■ The request
From the line containing "Convert this document image to plain text." to the last line of the data below, copy everything exactly and nothing else; pictures stay out.

(Dataset excerpt)
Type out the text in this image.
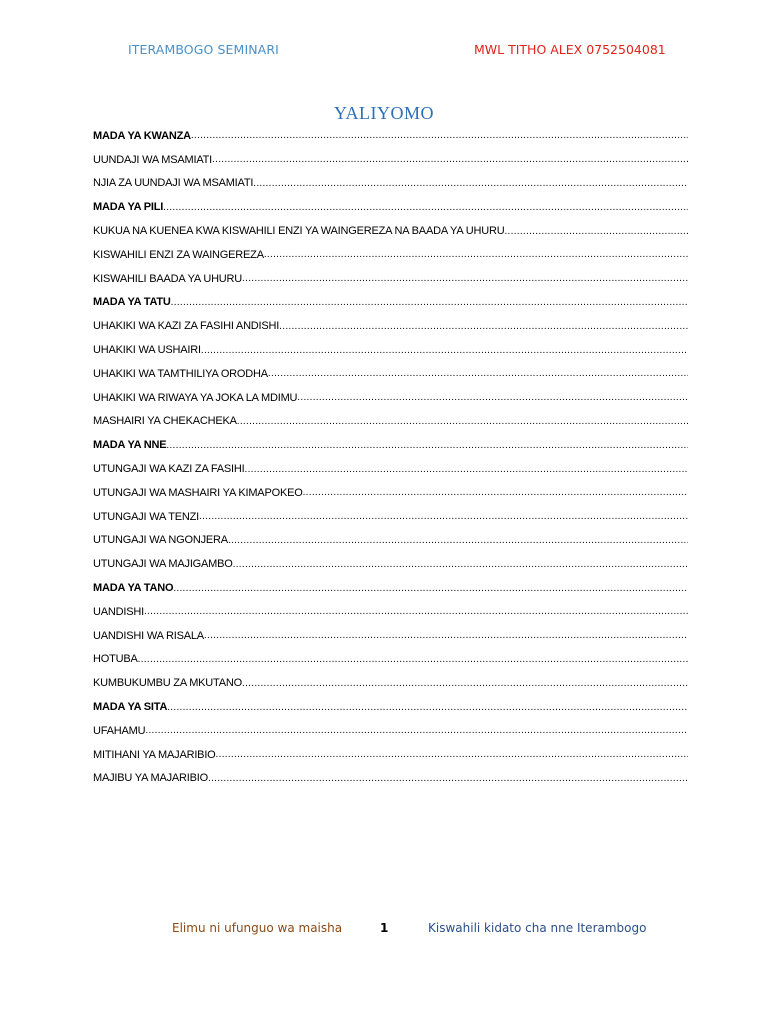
ITERAMBOGO SEMINARI	MWL TITHO ALEX 0752504081
YALIYOMO
MADA YA KWANZA
.....
UUNDAJI WA MSAMIATI
.....
NJIA ZA UUNDAJI WA MSAMIATI
.....
MADA YA PILI
.....
KUKUA NA KUENEA KWA KISWAHILI ENZI YA WAINGEREZA NA BAADA YA UHURU
.....
KISWAHILI ENZI ZA WAINGEREZA
.....
KISWAHILI BAADA YA UHURU
.....
MADA YA TATU
.....
UHAKIKI WA KAZI ZA FASIHI ANDISHI
.....
UHAKIKI WA USHAIRI
.....
UHAKIKI WA TAMTHILIYA ORODHA
.....
UHAKIKI WA RIWAYA YA JOKA LA MDIMU
.....
MASHAIRI YA CHEKACHEKA
.....
MADA YA NNE
.....
UTUNGAJI WA KAZI ZA FASIHI
.....
UTUNGAJI WA MASHAIRI YA KIMAPOKEO
.....
UTUNGAJI WA TENZI
.....
UTUNGAJI WA NGONJERA
.....
UTUNGAJI WA MAJIGAMBO
.....
MADA YA TANO
.....
UANDISHI
.....
UANDISHI WA RISALA
.....
HOTUBA
.....
KUMBUKUMBU ZA MKUTANO
.....
MADA YA SITA
.....
UFAHAMU
.....
MITIHANI YA MAJARIBIO
.....
MAJIBU YA MAJARIBIO
.....
Elimu ni ufunguo wa maisha	1	Kiswahili kidato cha nne Iterambogo
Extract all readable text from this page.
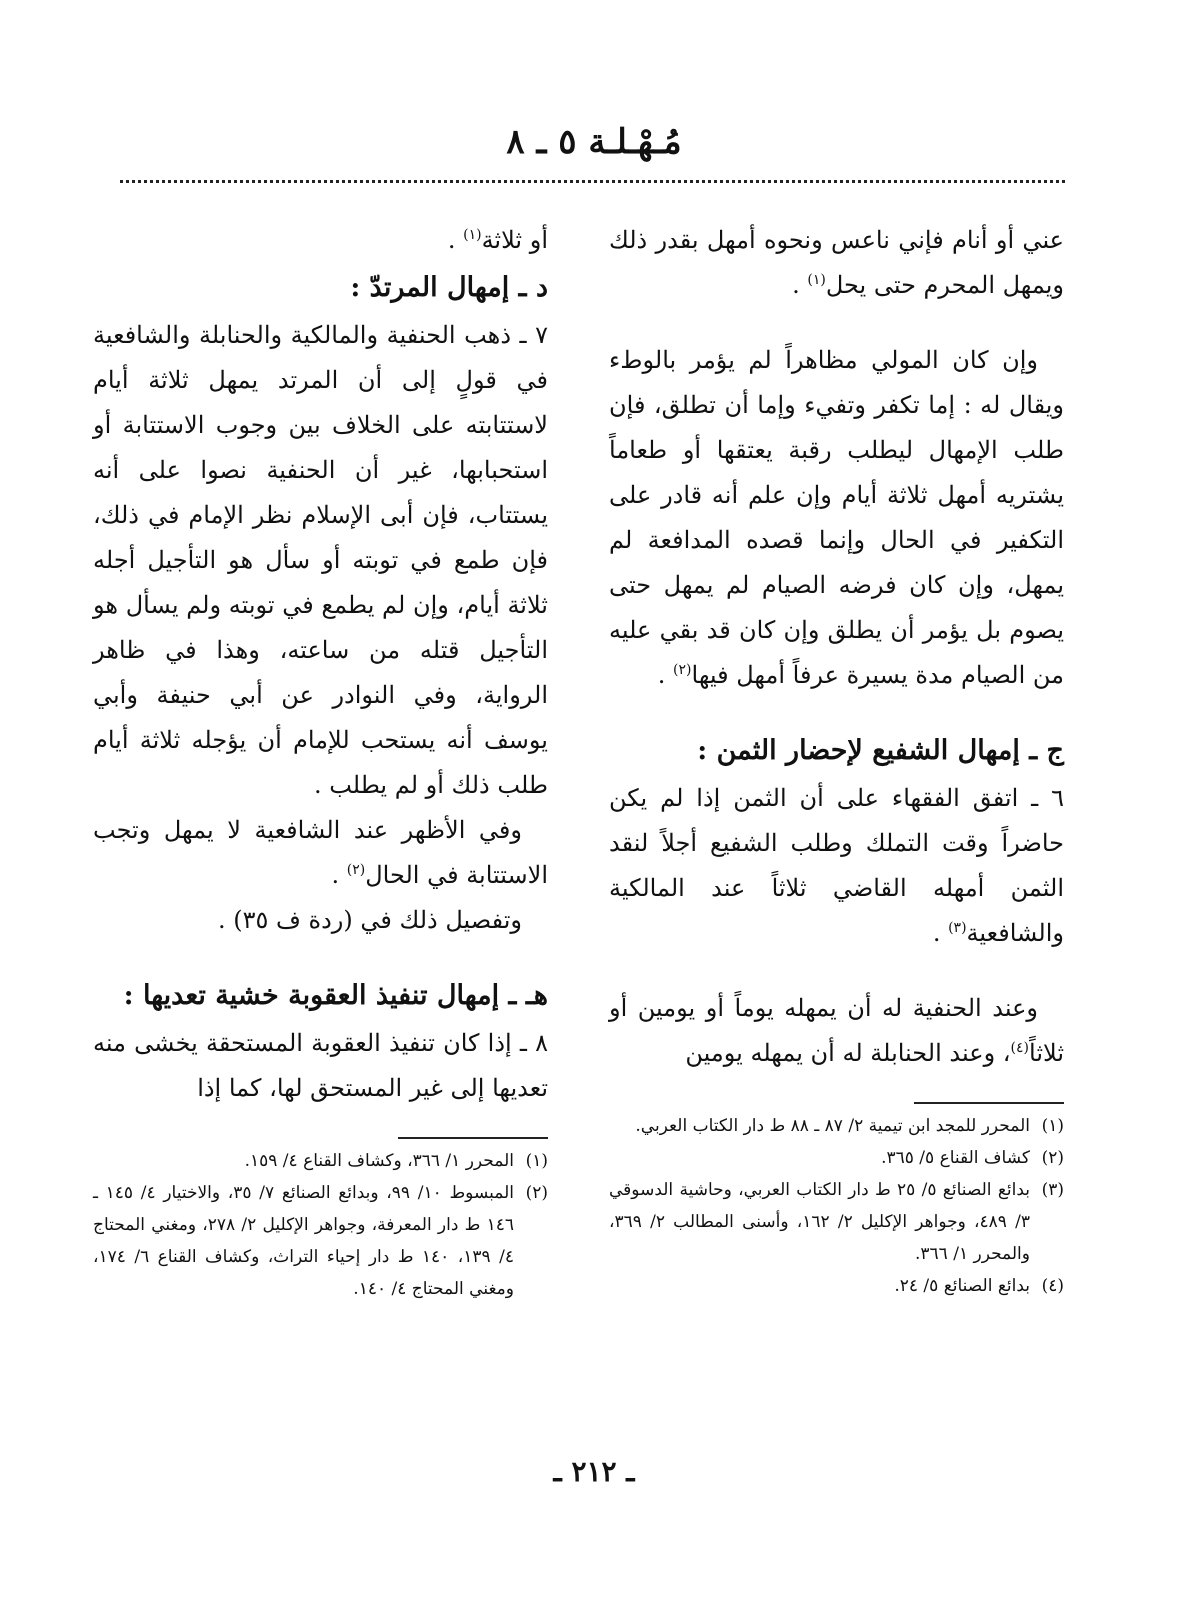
مُـهْـلـة ٥ ـ ٨

عني أو أنام فإني ناعس ونحوه أمهل بقدر ذلك ويمهل المحرم حتى يحل$^{(١)}$ .

وإن كان المولي مظاهراً لم يؤمر بالوطء ويقال له : إما تكفر وتفيء وإما أن تطلق، فإن طلب الإمهال ليطلب رقبة يعتقها أو طعاماً يشتريه أمهل ثلاثة أيام وإن علم أنه قادر على التكفير في الحال وإنما قصده المدافعة لم يمهل، وإن كان فرضه الصيام لم يمهل حتى يصوم بل يؤمر أن يطلق وإن كان قد بقي عليه من الصيام مدة يسيرة عرفاً أمهل فيها$^{(٢)}$ .

ج ـ إمهال الشفيع لإحضار الثمن :

٦ ـ اتفق الفقهاء على أن الثمن إذا لم يكن حاضراً وقت التملك وطلب الشفيع أجلاً لنقد الثمن أمهله القاضي ثلاثاً عند المالكية والشافعية$^{(٣)}$ .

وعند الحنفية له أن يمهله يوماً أو يومين أو ثلاثاً$^{(٤)}$، وعند الحنابلة له أن يمهله يومين

(١)
المحرر للمجد ابن تيمية ٢/ ٨٧ ـ ٨٨ ط دار الكتاب العربي.
(٢)
كشاف القناع ٥/ ٣٦٥.
(٣)
بدائع الصنائع ٥/ ٢٥ ط دار الكتاب العربي، وحاشية الدسوقي ٣/ ٤٨٩، وجواهر الإكليل ٢/ ١٦٢، وأسنى المطالب ٢/ ٣٦٩، والمحرر ١/ ٣٦٦.
(٤)
بدائع الصنائع ٥/ ٢٤.

أو ثلاثة$^{(١)}$ .

د ـ إمهال المرتدّ :

٧ ـ ذهب الحنفية والمالكية والحنابلة والشافعية في قولٍ إلى أن المرتد يمهل ثلاثة أيام لاستتابته على الخلاف بين وجوب الاستتابة أو استحبابها، غير أن الحنفية نصوا على أنه يستتاب، فإن أبى الإسلام نظر الإمام في ذلك، فإن طمع في توبته أو سأل هو التأجيل أجله ثلاثة أيام، وإن لم يطمع في توبته ولم يسأل هو التأجيل قتله من ساعته، وهذا في ظاهر الرواية، وفي النوادر عن أبي حنيفة وأبي يوسف أنه يستحب للإمام أن يؤجله ثلاثة أيام طلب ذلك أو لم يطلب .

وفي الأظهر عند الشافعية لا يمهل وتجب الاستتابة في الحال$^{(٢)}$ .

وتفصيل ذلك في (ردة ف ٣٥) .

هـ ـ إمهال تنفيذ العقوبة خشية تعديها :

٨ ـ إذا كان تنفيذ العقوبة المستحقة يخشى منه تعديها إلى غير المستحق لها، كما إذا

(١)
المحرر ١/ ٣٦٦، وكشاف القناع ٤/ ١٥٩.
(٢)
المبسوط ١٠/ ٩٩، وبدائع الصنائع ٧/ ٣٥، والاختيار ٤/ ١٤٥ ـ ١٤٦ ط دار المعرفة، وجواهر الإكليل ٢/ ٢٧٨، ومغني المحتاج ٤/ ١٣٩، ١٤٠ ط دار إحياء التراث، وكشاف القناع ٦/ ١٧٤، ومغني المحتاج ٤/ ١٤٠.
ـ ٢١٢ ـ
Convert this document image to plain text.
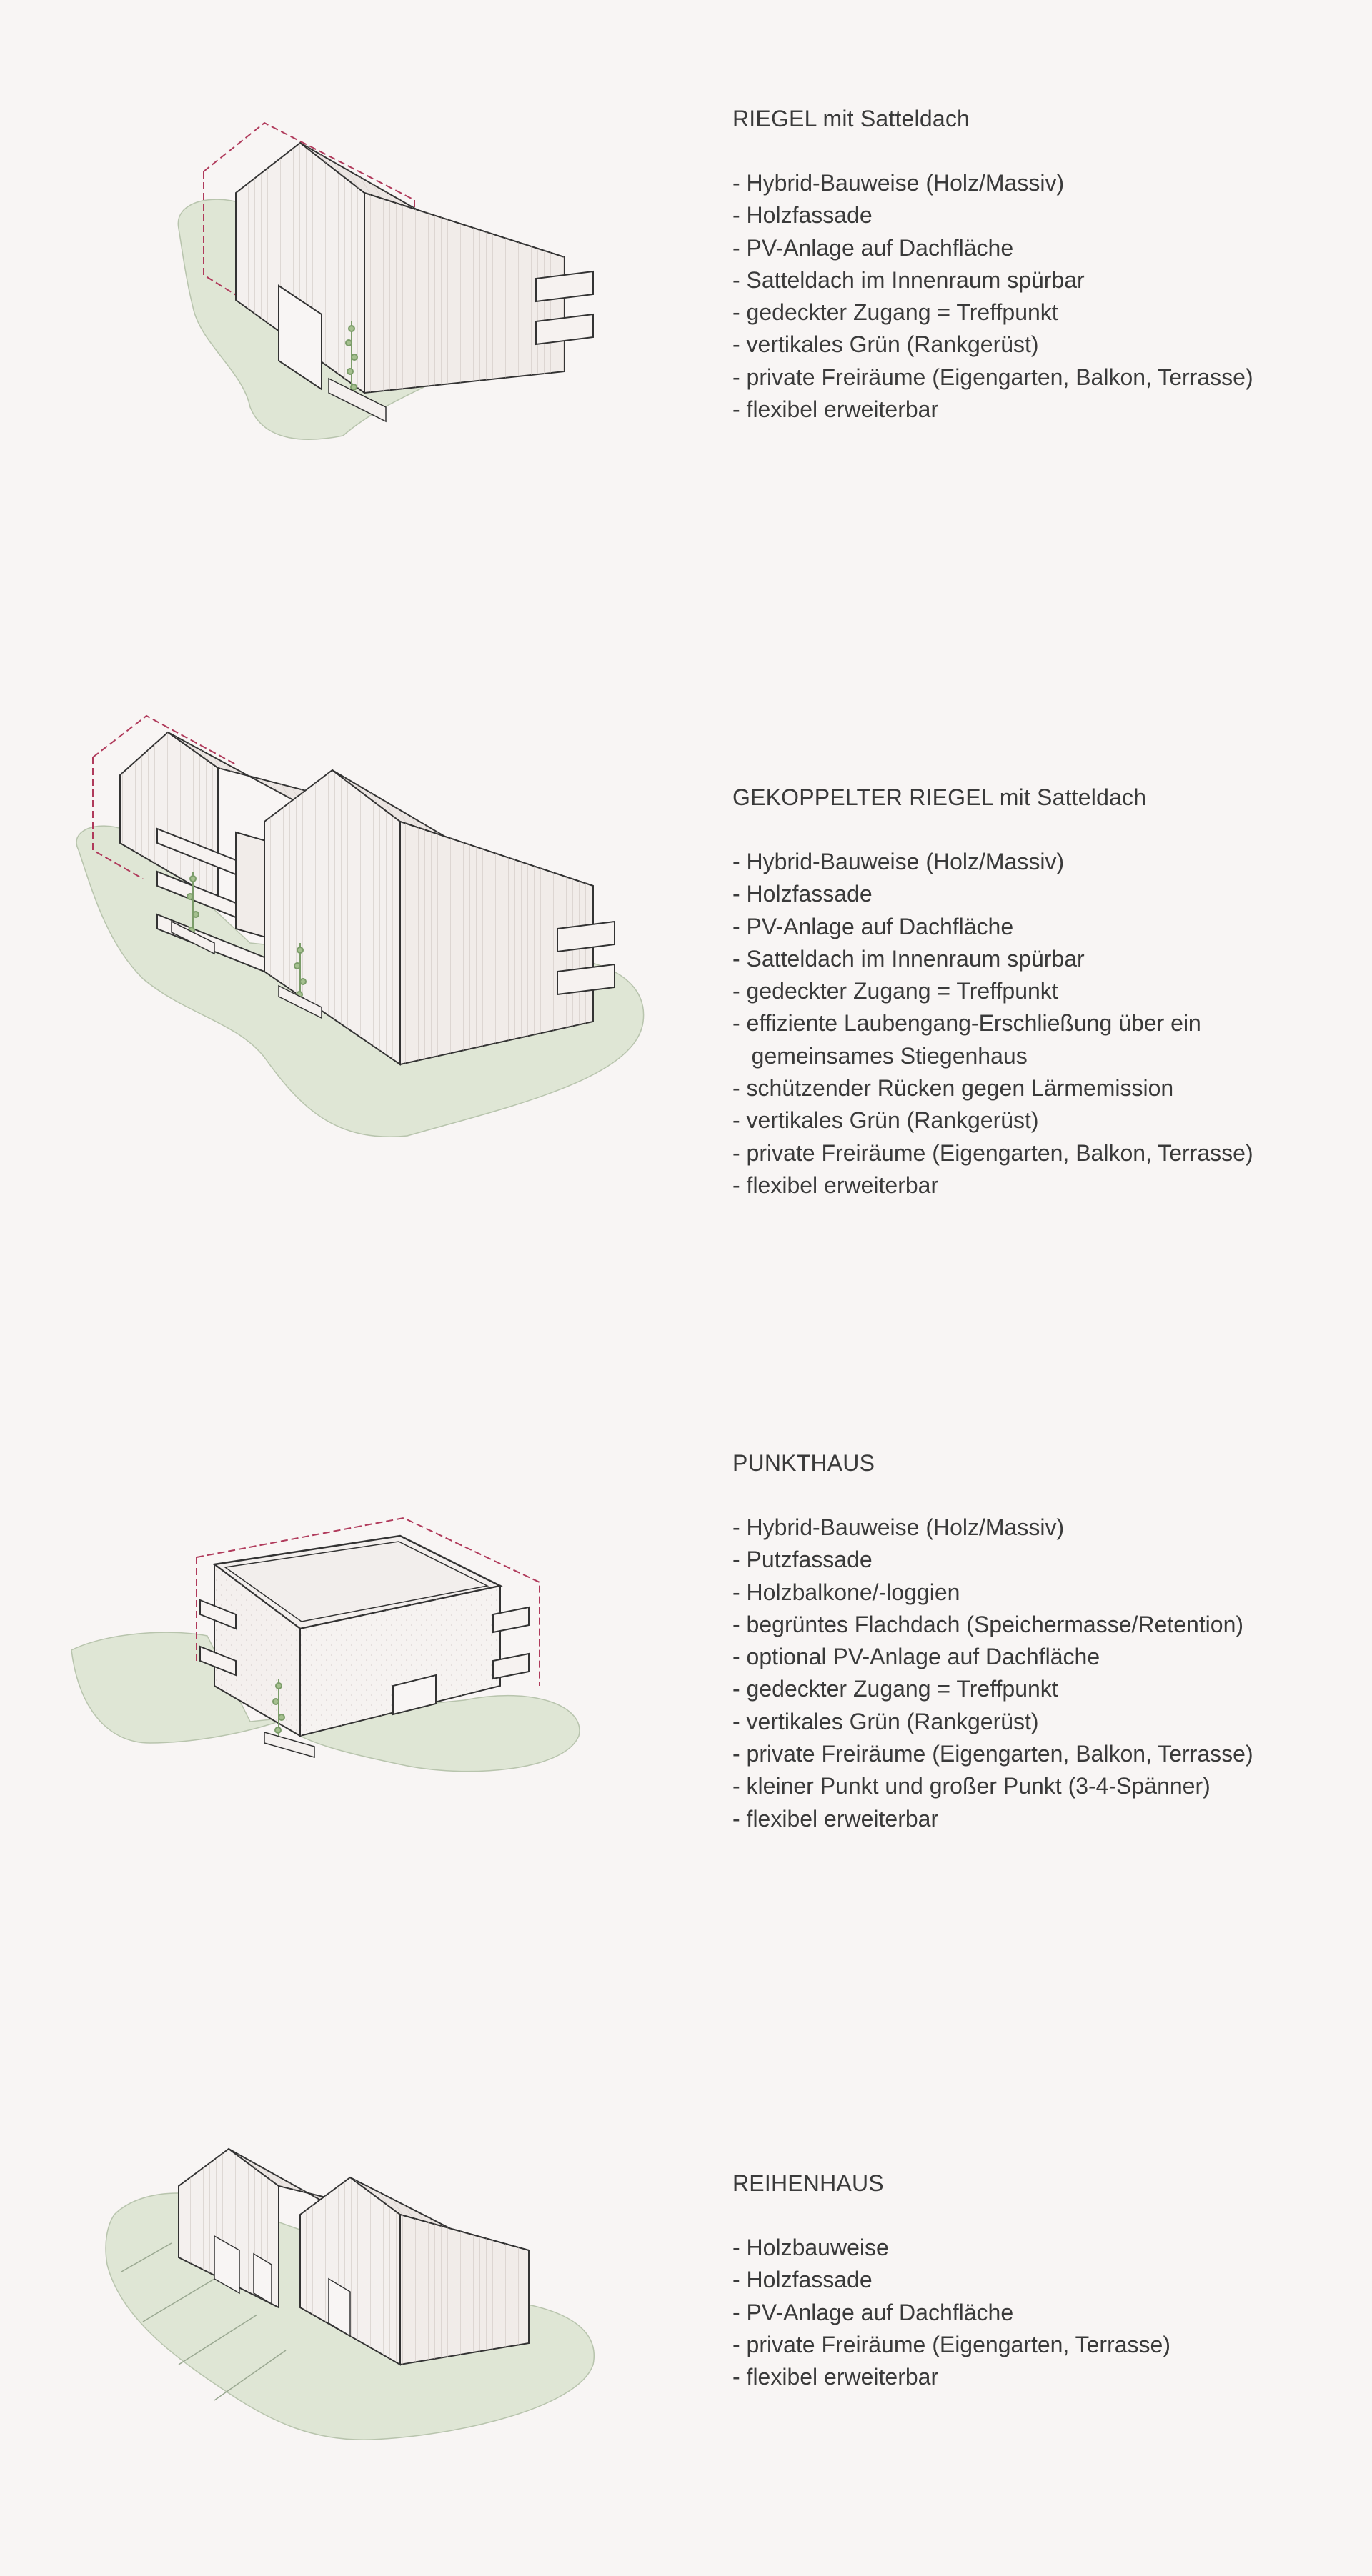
RIEGEL mit Satteldach
- Hybrid-Bauweise (Holz/Massiv)
- Holzfassade
- PV-Anlage auf Dachfläche
- Satteldach im Innenraum spürbar
- gedeckter Zugang = Treffpunkt
- vertikales Grün (Rankgerüst)
- private Freiräume (Eigengarten, Balkon, Terrasse)
- flexibel erweiterbar
GEKOPPELTER RIEGEL mit Satteldach
- Hybrid-Bauweise (Holz/Massiv)
- Holzfassade
- PV-Anlage auf Dachfläche
- Satteldach im Innenraum spürbar
- gedeckter Zugang = Treffpunkt
- effiziente Laubengang-Erschließung über ein
gemeinsames Stiegenhaus
- schützender Rücken gegen Lärmemission
- vertikales Grün (Rankgerüst)
- private Freiräume (Eigengarten, Balkon, Terrasse)
- flexibel erweiterbar
PUNKTHAUS
- Hybrid-Bauweise (Holz/Massiv)
- Putzfassade
- Holzbalkone/-loggien
- begrüntes Flachdach (Speichermasse/Retention)
- optional PV-Anlage auf Dachfläche
- gedeckter Zugang = Treffpunkt
- vertikales Grün (Rankgerüst)
- private Freiräume (Eigengarten, Balkon, Terrasse)
- kleiner Punkt und großer Punkt (3-4-Spänner)
- flexibel erweiterbar
REIHENHAUS
- Holzbauweise
- Holzfassade
- PV-Anlage auf Dachfläche
- private Freiräume (Eigengarten, Terrasse)
- flexibel erweiterbar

■ Output of the task
Convert this document image to plain text.
RIEGEL mit Satteldach
- Hybrid-Bauweise (Holz/Massiv)
- Holzfassade
- PV-Anlage auf Dachfläche
- Satteldach im Innenraum spürbar
- gedeckter Zugang = Treffpunkt
- vertikales Grün (Rankgerüst)
- private Freiräume (Eigengarten, Balkon, Terrasse)
- flexibel erweiterbar
GEKOPPELTER RIEGEL mit Satteldach
- Hybrid-Bauweise (Holz/Massiv)
- Holzfassade
- PV-Anlage auf Dachfläche
- Satteldach im Innenraum spürbar
- gedeckter Zugang = Treffpunkt
- effiziente Laubengang-Erschließung über ein
gemeinsames Stiegenhaus
- schützender Rücken gegen Lärmemission
- vertikales Grün (Rankgerüst)
- private Freiräume (Eigengarten, Balkon, Terrasse)
- flexibel erweiterbar
PUNKTHAUS
- Hybrid-Bauweise (Holz/Massiv)
- Putzfassade
- Holzbalkone/-loggien
- begrüntes Flachdach (Speichermasse/Retention)
- optional PV-Anlage auf Dachfläche
- gedeckter Zugang = Treffpunkt
- vertikales Grün (Rankgerüst)
- private Freiräume (Eigengarten, Balkon, Terrasse)
- kleiner Punkt und großer Punkt (3-4-Spänner)
- flexibel erweiterbar
REIHENHAUS
- Holzbauweise
- Holzfassade
- PV-Anlage auf Dachfläche
- private Freiräume (Eigengarten, Terrasse)
- flexibel erweiterbar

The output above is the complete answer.